Dataset rows about figures
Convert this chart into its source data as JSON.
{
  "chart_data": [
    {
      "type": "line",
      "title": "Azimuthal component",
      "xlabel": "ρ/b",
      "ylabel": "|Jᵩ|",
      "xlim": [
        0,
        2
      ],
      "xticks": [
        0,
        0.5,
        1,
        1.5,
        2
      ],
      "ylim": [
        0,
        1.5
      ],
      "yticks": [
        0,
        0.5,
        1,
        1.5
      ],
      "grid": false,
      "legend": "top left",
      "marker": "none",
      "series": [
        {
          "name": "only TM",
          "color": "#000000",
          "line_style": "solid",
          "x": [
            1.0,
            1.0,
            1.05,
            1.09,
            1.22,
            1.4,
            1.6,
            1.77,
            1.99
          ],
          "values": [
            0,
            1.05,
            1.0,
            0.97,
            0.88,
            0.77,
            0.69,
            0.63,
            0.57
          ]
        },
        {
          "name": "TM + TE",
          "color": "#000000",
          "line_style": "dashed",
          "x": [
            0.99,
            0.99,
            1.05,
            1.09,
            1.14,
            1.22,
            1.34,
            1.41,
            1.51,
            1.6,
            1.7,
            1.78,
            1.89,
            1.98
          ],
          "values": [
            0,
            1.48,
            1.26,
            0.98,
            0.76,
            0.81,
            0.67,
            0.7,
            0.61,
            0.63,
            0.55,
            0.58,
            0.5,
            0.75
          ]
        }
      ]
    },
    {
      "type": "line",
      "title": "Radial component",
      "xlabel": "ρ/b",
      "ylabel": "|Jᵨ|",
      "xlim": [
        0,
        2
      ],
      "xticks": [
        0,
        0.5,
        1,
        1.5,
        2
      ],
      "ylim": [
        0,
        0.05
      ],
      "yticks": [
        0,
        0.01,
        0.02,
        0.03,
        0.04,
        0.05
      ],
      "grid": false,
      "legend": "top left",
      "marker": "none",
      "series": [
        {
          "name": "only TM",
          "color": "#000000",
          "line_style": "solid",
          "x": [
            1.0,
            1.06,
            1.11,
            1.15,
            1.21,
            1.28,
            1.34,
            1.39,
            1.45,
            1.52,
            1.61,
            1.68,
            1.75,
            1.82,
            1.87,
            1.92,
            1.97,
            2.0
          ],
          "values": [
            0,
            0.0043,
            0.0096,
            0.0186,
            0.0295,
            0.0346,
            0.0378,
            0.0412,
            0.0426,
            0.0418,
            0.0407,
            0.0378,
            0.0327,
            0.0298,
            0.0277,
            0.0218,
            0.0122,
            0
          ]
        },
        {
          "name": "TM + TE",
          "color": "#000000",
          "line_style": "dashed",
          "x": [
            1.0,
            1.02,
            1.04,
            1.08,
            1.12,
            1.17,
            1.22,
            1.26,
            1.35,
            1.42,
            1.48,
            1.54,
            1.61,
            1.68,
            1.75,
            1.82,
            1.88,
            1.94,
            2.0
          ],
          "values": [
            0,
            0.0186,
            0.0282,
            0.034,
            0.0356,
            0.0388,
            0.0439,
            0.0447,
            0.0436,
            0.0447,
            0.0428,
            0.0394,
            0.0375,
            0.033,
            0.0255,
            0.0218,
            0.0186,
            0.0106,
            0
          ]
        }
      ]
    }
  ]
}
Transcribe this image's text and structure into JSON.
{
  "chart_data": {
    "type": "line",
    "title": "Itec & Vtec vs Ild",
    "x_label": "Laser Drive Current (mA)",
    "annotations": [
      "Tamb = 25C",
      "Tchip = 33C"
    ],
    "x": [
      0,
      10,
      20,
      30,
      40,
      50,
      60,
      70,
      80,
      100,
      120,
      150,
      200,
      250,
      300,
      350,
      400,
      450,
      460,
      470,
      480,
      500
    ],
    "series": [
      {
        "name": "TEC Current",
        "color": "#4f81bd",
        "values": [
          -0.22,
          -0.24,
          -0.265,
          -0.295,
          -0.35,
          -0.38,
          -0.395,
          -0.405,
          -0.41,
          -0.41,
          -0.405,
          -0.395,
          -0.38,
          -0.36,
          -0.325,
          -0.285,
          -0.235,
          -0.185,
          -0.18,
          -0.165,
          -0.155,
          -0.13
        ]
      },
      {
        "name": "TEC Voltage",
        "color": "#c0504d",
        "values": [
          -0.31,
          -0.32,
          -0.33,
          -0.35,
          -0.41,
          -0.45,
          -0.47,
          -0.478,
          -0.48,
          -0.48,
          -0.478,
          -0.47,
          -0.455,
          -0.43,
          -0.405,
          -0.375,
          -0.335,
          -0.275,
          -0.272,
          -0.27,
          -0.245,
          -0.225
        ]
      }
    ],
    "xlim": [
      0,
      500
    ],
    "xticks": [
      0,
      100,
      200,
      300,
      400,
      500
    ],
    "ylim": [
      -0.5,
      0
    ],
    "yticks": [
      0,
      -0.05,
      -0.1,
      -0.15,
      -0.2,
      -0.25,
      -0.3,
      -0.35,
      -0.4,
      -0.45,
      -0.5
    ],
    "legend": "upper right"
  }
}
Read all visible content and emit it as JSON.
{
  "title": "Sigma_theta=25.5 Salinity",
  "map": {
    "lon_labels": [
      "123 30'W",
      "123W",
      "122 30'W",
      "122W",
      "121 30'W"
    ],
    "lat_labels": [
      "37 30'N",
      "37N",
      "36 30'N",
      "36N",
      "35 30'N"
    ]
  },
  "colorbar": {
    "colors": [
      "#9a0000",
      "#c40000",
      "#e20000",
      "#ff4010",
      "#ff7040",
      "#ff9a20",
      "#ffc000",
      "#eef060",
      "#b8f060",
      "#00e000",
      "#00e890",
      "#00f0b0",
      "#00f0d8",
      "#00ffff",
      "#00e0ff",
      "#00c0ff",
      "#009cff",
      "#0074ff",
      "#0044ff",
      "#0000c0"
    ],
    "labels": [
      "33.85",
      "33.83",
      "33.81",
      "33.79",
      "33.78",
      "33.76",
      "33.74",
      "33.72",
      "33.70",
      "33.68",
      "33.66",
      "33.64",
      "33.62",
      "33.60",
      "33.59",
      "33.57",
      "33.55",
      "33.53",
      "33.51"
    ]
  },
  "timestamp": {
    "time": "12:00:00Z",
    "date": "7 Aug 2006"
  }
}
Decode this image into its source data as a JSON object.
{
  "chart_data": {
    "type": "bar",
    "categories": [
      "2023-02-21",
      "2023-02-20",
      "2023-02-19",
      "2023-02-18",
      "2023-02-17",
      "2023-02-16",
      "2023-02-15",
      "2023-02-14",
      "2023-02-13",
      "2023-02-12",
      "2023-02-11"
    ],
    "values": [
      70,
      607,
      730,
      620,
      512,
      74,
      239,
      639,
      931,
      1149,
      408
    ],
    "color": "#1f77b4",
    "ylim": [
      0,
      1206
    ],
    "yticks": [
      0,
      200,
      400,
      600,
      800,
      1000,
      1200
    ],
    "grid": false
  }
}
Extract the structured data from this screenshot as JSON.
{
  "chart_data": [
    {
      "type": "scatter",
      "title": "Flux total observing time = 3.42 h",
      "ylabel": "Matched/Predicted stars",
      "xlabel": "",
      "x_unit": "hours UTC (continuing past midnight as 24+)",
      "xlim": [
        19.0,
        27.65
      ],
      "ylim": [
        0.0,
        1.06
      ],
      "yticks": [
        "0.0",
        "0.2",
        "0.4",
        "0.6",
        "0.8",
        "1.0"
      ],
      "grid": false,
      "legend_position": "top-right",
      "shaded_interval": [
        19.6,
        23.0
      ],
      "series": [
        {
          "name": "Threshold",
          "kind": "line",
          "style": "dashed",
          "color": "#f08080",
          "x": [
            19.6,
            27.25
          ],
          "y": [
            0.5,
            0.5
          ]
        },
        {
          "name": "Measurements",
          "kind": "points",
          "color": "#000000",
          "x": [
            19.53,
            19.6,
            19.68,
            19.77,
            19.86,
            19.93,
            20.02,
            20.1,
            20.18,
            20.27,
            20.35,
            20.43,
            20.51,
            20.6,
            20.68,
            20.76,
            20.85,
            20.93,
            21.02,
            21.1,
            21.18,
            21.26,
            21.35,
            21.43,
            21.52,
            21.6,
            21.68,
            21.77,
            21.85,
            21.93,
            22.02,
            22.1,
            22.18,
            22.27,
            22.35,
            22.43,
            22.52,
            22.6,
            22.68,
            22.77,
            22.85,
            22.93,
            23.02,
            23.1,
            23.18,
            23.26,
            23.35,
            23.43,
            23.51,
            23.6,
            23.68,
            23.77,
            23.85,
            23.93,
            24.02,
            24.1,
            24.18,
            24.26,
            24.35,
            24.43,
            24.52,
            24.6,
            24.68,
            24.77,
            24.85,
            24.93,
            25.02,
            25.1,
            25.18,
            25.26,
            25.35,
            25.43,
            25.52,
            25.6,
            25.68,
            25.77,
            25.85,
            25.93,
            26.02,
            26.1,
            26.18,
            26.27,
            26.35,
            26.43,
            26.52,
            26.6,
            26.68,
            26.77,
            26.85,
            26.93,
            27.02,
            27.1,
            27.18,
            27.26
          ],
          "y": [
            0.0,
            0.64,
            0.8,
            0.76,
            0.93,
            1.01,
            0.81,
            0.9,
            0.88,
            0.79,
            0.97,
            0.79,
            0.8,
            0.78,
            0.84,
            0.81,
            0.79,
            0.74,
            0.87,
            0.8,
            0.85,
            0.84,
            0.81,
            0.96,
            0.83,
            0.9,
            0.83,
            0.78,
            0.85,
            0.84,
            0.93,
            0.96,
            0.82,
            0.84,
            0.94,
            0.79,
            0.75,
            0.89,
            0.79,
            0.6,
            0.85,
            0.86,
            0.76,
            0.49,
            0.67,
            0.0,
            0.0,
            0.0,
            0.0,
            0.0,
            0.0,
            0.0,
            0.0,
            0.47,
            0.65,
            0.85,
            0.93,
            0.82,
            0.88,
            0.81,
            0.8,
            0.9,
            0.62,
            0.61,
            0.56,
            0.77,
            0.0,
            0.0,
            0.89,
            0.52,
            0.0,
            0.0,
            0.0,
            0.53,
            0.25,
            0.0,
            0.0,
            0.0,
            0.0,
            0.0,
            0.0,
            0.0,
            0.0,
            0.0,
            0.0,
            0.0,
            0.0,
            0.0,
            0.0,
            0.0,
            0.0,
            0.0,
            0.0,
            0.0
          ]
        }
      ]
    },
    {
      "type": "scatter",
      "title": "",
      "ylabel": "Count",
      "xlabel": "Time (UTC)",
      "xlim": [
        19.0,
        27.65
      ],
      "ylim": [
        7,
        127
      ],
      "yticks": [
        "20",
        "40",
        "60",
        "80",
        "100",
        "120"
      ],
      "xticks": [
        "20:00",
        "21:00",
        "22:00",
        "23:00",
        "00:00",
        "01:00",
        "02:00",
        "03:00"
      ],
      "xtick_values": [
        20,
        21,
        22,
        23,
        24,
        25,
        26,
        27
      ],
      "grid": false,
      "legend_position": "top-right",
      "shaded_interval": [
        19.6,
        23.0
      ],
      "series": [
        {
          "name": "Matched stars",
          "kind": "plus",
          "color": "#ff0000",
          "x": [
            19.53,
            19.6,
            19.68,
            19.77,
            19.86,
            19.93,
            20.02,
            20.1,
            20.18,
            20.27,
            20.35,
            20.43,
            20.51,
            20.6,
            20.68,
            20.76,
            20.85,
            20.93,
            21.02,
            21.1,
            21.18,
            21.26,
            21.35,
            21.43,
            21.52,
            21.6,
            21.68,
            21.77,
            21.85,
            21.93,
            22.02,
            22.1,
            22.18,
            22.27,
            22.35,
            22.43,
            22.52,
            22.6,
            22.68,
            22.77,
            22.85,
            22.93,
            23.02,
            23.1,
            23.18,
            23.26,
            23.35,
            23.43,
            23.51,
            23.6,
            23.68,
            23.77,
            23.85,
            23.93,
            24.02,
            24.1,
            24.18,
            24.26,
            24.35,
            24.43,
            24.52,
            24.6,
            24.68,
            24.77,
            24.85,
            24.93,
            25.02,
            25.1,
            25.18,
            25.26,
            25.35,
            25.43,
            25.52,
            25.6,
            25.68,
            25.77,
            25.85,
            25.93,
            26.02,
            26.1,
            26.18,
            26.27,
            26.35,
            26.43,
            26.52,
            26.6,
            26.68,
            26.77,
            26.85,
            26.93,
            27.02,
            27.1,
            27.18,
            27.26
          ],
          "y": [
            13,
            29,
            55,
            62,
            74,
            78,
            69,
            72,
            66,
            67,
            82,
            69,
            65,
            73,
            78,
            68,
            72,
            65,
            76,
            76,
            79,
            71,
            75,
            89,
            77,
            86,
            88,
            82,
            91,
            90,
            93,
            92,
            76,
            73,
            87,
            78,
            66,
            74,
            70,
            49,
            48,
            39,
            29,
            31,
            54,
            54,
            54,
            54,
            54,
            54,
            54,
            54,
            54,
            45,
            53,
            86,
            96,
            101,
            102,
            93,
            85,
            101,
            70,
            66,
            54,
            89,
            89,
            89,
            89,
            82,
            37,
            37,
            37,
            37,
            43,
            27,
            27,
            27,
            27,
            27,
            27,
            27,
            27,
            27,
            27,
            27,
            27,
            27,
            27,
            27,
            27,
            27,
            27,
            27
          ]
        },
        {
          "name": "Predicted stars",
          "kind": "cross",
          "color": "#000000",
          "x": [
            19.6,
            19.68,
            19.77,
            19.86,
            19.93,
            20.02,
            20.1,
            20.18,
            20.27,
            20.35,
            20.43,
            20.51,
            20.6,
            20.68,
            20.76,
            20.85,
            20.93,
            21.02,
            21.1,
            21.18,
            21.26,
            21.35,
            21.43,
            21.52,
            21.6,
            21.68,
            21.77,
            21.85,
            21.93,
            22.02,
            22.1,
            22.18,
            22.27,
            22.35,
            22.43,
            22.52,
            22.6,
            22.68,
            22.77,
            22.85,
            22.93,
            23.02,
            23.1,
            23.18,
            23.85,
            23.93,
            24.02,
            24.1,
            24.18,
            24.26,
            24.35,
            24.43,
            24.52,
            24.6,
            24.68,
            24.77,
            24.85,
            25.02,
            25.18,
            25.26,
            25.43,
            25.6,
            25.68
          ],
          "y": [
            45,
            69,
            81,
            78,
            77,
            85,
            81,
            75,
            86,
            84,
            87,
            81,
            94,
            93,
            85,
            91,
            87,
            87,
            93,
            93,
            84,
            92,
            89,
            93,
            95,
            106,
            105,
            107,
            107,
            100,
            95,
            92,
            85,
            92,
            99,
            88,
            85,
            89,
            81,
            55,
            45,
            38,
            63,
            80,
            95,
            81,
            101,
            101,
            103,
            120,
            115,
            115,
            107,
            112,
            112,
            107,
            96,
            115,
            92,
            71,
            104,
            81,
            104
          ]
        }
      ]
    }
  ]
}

▶ _WHAT IS EXPECTED_:
Extract from the data every line where "Predicted" shows up.

▶ _WRITTEN RESPONSE_:
      "ylabel": "Matched/Predicted stars",
          "name": "Predicted stars",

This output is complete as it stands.